%%

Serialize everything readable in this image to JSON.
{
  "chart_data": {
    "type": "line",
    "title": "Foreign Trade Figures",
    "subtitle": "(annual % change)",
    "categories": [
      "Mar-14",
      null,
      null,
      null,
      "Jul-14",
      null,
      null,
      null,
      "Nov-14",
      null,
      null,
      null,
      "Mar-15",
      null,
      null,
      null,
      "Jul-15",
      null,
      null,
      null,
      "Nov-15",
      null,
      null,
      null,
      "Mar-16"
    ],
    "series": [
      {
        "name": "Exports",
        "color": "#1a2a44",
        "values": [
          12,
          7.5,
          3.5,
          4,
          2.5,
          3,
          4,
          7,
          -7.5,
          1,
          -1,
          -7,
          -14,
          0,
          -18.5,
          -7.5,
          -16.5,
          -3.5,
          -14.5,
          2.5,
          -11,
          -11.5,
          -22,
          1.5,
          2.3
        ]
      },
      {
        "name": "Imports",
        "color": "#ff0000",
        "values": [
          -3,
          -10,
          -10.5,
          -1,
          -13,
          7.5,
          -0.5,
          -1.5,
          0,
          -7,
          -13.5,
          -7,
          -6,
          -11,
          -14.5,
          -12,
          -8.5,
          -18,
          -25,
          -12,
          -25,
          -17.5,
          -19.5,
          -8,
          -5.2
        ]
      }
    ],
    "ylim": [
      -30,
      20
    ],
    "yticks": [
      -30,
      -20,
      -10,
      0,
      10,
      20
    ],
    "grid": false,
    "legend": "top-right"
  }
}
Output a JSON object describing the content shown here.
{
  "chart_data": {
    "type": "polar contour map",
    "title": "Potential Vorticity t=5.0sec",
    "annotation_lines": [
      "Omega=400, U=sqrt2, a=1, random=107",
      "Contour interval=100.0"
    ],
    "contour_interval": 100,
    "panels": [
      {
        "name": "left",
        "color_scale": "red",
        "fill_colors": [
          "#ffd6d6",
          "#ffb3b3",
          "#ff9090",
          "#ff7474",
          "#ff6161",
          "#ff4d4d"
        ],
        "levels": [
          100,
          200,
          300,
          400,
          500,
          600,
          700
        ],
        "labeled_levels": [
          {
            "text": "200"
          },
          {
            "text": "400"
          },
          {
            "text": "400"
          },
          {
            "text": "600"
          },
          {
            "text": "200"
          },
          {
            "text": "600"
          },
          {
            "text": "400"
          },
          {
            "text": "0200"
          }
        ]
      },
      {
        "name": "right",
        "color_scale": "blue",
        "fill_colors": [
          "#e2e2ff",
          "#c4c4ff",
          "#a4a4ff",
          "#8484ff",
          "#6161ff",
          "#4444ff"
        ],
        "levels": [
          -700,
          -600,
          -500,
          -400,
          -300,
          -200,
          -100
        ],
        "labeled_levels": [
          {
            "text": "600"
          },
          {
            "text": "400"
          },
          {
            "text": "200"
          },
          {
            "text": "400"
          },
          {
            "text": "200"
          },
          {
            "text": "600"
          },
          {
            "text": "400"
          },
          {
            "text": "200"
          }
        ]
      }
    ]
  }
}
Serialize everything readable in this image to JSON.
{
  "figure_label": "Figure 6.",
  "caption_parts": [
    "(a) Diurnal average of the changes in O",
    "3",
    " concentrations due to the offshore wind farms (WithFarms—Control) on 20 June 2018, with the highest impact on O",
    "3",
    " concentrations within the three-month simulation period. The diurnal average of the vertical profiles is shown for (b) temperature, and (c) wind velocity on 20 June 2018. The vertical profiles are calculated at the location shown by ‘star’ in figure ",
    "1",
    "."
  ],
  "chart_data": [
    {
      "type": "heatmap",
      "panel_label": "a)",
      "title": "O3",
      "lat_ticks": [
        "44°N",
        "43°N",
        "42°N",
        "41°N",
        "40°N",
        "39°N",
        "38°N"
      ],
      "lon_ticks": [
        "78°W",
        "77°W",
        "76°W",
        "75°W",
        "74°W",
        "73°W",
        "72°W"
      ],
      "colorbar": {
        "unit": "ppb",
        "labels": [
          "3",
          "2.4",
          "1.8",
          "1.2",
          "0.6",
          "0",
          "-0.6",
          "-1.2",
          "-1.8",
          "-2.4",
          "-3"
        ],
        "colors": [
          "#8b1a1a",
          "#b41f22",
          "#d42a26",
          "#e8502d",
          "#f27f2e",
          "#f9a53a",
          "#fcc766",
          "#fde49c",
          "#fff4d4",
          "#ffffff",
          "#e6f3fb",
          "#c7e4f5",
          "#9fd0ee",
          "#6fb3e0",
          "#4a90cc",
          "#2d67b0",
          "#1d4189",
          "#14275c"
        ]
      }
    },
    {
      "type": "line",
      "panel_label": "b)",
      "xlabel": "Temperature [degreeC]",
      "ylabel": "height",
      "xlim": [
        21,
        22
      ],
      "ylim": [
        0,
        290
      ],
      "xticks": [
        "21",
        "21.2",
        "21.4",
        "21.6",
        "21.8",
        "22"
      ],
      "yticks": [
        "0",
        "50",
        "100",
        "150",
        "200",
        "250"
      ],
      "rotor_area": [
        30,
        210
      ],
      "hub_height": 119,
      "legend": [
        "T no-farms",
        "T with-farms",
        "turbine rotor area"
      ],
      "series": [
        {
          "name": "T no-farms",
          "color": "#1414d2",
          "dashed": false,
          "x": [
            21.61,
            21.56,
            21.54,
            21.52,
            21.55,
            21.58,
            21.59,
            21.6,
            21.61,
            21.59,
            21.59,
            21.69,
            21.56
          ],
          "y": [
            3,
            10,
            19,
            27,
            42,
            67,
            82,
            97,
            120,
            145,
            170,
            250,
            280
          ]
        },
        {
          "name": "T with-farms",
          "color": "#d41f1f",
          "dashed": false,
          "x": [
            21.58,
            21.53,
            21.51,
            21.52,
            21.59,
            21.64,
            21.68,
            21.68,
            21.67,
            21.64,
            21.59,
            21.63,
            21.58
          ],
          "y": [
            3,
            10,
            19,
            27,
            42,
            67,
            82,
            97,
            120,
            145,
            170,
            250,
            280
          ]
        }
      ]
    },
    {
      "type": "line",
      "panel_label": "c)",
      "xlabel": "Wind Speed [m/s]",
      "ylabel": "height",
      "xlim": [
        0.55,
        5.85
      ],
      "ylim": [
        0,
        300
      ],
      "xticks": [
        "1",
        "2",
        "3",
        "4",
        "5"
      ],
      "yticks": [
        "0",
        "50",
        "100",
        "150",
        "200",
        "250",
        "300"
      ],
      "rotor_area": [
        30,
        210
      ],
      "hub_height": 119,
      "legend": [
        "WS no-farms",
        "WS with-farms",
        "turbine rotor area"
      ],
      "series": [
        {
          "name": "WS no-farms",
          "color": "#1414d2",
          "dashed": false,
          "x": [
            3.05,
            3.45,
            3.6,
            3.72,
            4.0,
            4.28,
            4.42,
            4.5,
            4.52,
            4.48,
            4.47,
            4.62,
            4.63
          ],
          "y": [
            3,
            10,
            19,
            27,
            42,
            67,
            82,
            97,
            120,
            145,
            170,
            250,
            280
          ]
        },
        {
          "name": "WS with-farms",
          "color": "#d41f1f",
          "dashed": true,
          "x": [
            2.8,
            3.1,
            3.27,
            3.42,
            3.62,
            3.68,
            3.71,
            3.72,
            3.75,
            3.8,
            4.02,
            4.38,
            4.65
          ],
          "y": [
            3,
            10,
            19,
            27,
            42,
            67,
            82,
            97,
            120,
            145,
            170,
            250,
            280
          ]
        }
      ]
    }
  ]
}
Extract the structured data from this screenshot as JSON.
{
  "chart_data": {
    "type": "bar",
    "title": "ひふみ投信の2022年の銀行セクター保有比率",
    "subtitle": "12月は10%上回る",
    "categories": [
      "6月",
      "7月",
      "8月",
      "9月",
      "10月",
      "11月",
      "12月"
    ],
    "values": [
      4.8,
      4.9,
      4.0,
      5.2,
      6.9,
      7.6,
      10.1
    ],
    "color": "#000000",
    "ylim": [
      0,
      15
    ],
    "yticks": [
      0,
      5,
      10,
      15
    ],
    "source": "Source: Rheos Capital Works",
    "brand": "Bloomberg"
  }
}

%%

→ **Written exercise**:
Copy out all lines that carry the word "xlabel".

→ **Finished task**:
      "xlabel": "Temperature [degreeC]",
      "xlabel": "Wind Speed [m/s]",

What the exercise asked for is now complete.